**Your objective**
Check the listing below for lines with the word "content" and say how many there are, with nothing but the number.

>>

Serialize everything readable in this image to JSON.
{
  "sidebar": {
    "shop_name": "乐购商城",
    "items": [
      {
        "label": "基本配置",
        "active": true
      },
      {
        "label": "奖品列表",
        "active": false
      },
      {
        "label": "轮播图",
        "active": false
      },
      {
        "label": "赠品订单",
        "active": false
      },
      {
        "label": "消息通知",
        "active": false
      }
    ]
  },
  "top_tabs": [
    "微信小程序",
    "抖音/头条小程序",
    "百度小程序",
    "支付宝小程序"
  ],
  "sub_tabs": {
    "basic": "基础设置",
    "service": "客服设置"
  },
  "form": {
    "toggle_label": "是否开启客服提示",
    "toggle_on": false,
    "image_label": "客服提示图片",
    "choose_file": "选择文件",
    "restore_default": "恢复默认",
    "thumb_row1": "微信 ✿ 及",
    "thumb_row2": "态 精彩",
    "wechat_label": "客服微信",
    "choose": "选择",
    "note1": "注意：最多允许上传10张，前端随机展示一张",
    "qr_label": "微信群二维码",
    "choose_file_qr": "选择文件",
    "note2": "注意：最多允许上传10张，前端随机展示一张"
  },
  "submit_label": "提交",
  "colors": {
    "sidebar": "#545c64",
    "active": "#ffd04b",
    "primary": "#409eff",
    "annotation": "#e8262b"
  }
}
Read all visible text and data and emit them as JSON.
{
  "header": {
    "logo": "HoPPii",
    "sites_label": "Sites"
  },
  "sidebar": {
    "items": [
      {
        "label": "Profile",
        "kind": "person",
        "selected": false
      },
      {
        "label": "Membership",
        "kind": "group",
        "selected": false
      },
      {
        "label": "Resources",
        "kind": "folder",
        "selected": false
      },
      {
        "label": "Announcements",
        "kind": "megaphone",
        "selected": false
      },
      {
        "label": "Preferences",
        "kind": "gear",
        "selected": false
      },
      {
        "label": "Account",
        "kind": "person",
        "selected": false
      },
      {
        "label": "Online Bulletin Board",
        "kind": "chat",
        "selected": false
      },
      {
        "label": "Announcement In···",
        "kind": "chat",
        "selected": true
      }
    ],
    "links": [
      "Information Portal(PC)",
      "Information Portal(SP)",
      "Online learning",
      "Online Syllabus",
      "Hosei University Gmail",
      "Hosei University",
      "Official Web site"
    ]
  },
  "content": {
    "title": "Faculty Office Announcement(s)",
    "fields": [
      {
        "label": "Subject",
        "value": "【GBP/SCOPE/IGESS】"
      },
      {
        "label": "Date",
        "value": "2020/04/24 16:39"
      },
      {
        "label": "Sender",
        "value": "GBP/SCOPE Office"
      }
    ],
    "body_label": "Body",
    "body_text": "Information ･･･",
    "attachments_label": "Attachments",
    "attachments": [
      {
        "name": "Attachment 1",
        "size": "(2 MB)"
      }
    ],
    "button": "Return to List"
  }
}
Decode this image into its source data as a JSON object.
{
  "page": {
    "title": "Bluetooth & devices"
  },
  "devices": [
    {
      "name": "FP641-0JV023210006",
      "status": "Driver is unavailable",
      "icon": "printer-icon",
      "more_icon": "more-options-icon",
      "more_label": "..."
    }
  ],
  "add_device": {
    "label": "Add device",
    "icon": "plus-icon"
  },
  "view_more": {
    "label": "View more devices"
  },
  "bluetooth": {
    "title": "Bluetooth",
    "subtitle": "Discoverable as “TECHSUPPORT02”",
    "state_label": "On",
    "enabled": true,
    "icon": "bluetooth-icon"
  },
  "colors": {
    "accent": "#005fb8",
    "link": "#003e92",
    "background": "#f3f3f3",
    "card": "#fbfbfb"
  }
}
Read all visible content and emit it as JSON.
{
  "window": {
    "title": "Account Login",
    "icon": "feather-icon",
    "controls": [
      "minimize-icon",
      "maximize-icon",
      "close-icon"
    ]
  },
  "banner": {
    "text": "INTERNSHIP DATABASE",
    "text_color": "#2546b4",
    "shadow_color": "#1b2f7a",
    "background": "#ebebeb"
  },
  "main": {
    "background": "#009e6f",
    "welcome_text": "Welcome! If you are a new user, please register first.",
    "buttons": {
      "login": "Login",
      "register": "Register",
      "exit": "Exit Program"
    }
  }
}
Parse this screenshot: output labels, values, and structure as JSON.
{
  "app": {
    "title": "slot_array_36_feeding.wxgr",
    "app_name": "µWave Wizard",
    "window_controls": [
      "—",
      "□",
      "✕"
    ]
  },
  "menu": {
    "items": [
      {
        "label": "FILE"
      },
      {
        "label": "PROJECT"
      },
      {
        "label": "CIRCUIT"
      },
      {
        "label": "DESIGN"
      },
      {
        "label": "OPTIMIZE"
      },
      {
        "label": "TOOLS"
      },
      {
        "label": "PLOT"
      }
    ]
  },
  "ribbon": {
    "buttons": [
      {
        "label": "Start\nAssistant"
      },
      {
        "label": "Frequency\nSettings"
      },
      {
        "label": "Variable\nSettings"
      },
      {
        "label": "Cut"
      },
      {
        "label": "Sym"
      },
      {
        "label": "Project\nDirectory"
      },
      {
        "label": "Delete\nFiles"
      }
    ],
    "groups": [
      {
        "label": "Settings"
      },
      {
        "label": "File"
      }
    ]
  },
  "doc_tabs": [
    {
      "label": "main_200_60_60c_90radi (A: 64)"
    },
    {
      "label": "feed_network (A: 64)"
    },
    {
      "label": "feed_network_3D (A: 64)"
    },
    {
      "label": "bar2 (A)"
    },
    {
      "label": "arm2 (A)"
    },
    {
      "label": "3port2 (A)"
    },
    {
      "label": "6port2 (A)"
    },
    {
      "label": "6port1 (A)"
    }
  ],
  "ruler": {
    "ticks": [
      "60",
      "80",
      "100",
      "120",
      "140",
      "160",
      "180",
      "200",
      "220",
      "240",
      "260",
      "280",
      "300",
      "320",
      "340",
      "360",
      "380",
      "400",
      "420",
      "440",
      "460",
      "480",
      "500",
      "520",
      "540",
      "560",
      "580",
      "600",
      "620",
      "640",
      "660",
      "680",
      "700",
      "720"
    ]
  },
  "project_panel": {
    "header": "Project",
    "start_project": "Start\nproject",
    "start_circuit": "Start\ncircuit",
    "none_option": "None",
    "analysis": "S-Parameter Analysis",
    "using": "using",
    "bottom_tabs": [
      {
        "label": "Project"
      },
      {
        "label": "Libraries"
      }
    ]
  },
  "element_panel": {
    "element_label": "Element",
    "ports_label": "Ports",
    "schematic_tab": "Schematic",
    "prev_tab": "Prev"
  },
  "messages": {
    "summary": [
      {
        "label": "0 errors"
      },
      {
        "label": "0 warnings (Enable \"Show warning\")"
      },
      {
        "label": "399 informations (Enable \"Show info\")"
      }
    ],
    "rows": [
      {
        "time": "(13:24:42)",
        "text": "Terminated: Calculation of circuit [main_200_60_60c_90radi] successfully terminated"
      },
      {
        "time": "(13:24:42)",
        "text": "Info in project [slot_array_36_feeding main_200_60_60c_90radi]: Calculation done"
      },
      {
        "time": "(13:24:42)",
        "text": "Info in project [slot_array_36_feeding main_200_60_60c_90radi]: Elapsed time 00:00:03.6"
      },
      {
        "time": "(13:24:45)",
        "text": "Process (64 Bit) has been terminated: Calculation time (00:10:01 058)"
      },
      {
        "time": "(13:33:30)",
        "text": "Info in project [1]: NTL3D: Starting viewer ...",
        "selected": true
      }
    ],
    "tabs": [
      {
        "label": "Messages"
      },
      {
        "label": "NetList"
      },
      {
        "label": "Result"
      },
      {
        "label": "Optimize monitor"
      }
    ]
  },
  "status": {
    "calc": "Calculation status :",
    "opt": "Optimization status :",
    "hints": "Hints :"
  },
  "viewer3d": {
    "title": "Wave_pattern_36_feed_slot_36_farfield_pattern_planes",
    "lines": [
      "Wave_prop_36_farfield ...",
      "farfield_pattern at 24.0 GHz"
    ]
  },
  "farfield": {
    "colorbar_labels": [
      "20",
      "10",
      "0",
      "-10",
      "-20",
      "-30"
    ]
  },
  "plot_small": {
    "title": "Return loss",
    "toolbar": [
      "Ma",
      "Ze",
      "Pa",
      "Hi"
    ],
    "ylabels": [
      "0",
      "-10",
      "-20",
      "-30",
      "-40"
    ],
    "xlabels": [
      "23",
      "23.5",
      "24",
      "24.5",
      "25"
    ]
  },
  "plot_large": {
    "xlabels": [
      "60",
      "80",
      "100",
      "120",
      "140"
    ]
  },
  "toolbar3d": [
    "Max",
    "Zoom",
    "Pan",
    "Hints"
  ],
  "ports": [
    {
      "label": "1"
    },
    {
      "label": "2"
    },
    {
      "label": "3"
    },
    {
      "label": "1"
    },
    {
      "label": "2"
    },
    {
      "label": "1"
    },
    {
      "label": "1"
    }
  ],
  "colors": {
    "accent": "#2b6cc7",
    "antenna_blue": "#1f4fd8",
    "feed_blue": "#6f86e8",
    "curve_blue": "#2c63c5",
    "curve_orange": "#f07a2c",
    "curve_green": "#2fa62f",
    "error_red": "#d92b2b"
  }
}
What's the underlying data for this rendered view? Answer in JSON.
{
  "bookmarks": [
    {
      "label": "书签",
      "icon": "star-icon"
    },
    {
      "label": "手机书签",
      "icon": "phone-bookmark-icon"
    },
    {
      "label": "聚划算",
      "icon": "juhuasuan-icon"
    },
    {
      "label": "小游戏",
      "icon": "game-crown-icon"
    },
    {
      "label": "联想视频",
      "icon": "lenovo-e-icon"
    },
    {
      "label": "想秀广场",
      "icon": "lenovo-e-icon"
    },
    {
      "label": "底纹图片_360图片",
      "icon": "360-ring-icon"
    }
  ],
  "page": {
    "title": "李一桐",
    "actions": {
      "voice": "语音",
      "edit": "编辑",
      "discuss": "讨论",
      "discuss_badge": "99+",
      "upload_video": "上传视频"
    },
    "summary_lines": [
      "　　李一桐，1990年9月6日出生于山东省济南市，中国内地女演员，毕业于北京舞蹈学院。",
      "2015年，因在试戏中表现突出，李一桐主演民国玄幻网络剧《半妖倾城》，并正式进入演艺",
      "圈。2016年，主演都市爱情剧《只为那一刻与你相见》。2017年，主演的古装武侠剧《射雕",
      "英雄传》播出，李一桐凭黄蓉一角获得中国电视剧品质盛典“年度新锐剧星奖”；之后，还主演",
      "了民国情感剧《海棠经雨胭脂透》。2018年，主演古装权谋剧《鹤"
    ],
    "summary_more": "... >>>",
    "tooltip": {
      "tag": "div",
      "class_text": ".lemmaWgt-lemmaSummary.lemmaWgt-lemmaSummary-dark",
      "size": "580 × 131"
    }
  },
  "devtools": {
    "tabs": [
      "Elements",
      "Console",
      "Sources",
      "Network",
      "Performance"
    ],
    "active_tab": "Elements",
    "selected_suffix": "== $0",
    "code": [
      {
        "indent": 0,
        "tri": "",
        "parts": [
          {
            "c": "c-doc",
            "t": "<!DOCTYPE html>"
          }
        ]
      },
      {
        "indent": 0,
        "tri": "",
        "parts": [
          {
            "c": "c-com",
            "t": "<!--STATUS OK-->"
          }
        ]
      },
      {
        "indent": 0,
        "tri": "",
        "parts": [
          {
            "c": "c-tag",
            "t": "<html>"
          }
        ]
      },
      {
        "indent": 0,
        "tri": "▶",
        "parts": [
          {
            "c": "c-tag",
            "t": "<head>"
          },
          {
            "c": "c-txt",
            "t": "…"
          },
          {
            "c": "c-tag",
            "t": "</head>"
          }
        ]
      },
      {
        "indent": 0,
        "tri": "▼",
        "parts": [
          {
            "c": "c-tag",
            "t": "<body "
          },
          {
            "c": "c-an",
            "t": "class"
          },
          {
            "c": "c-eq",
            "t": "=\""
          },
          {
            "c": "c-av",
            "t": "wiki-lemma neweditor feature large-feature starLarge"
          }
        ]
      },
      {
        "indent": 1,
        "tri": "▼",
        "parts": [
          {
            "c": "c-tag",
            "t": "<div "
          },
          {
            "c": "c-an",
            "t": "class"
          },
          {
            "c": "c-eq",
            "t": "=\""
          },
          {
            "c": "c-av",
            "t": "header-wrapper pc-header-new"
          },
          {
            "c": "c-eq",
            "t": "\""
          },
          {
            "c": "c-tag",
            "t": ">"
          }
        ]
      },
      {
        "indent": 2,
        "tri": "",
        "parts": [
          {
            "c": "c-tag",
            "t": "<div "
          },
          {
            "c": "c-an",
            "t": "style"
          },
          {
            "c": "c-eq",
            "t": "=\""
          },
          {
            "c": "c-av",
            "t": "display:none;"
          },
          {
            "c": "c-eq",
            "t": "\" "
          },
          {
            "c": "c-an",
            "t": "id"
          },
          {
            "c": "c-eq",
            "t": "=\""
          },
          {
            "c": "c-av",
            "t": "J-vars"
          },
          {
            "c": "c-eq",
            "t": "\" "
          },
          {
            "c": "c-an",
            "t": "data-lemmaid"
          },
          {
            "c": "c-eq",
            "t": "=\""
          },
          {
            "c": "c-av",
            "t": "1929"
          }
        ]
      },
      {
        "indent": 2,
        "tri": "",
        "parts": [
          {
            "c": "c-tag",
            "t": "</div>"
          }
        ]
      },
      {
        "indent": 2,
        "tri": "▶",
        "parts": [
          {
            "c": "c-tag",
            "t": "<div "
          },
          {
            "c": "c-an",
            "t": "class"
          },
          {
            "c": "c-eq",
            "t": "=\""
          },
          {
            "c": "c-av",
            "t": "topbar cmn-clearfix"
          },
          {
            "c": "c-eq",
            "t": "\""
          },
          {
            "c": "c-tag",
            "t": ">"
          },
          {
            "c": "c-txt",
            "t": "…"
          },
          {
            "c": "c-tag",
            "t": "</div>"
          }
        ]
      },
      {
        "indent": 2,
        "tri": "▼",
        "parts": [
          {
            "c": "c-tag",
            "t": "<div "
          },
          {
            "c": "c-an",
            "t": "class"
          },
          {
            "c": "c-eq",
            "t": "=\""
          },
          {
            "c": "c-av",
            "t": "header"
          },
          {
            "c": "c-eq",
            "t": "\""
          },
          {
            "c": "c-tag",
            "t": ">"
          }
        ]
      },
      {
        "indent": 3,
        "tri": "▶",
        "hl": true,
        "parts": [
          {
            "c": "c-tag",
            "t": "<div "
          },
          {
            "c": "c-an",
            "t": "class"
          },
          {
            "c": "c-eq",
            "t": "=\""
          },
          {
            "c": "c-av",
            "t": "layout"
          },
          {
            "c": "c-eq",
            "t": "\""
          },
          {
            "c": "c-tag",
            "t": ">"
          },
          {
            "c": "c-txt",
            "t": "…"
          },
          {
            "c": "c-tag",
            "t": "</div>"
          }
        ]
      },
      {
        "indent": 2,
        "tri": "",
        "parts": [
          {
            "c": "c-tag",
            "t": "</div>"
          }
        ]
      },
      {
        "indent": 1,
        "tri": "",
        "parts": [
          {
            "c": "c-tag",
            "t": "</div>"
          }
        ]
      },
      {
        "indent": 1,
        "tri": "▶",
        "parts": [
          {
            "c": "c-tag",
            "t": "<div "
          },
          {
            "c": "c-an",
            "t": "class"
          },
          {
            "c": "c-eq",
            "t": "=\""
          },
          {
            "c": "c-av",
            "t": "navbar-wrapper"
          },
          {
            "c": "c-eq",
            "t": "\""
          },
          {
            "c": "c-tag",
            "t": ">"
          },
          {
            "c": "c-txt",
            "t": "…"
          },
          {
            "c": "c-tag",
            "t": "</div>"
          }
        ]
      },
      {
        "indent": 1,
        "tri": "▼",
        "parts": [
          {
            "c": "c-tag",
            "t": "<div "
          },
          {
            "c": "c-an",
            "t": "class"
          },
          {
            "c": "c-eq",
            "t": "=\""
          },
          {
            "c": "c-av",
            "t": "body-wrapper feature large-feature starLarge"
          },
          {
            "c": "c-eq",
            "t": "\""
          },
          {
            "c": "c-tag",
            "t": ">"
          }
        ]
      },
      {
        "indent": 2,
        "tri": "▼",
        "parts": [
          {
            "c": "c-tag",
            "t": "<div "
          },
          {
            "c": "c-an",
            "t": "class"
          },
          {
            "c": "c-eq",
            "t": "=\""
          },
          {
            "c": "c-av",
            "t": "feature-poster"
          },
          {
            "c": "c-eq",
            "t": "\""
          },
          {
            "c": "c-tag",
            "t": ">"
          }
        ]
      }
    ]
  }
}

<<

**Worked answer**
2